### What you should do
Using the entries that follow, collect the lines where the word "ARTURO" appears.

### Supplied records
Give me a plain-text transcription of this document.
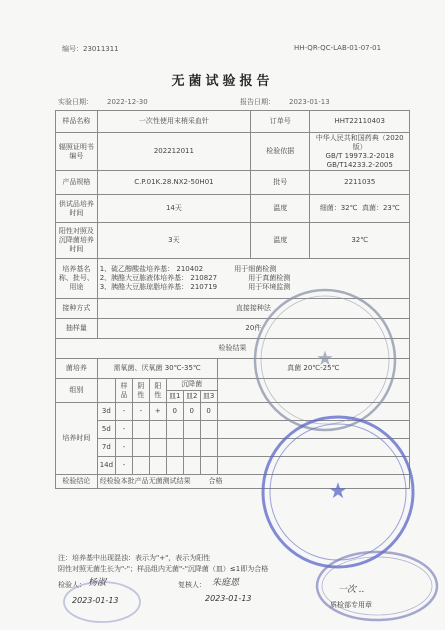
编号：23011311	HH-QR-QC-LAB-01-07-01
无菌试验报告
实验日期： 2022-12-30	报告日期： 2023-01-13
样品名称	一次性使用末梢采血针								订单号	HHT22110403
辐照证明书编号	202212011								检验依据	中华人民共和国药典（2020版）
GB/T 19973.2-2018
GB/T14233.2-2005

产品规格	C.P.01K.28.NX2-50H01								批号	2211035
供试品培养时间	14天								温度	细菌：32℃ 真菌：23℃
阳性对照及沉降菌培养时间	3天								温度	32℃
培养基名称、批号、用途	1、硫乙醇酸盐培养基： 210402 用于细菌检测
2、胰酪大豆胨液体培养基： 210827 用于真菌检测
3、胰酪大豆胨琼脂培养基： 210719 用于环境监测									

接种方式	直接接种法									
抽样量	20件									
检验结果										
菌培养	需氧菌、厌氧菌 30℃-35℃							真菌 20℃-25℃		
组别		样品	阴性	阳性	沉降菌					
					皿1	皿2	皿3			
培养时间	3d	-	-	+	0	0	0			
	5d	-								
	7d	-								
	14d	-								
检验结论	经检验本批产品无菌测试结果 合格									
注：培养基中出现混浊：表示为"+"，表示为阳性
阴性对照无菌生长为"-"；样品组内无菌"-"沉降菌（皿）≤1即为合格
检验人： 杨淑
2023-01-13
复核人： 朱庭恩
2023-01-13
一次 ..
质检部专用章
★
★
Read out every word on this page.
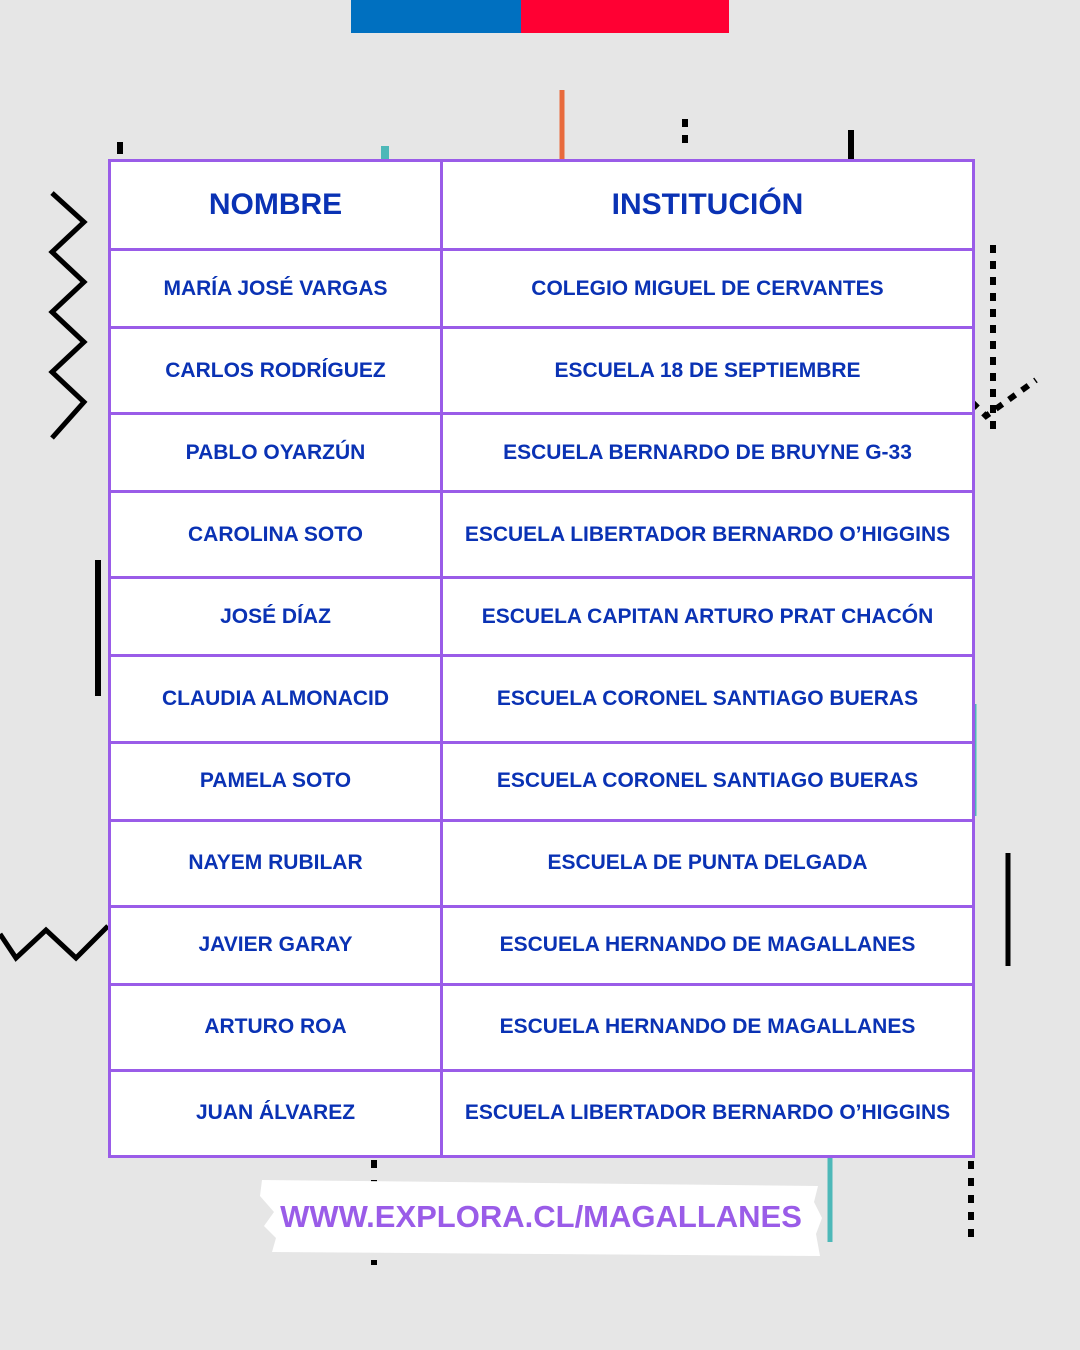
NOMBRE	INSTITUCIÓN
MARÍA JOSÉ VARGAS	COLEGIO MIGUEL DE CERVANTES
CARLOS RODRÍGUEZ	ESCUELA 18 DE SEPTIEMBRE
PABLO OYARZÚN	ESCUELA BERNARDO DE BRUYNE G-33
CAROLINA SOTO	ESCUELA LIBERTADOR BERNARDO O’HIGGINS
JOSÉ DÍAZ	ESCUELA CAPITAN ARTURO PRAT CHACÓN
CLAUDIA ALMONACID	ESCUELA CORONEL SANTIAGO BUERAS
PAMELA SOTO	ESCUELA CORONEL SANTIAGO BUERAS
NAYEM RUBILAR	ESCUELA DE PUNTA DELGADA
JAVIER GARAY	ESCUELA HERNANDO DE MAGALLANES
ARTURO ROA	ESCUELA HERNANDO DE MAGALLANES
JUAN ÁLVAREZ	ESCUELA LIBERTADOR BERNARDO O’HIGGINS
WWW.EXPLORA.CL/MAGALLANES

### Response to the task
JOSÉ DÍAZ	ESCUELA CAPITAN ARTURO PRAT CHACÓN
ARTURO ROA	ESCUELA HERNANDO DE MAGALLANES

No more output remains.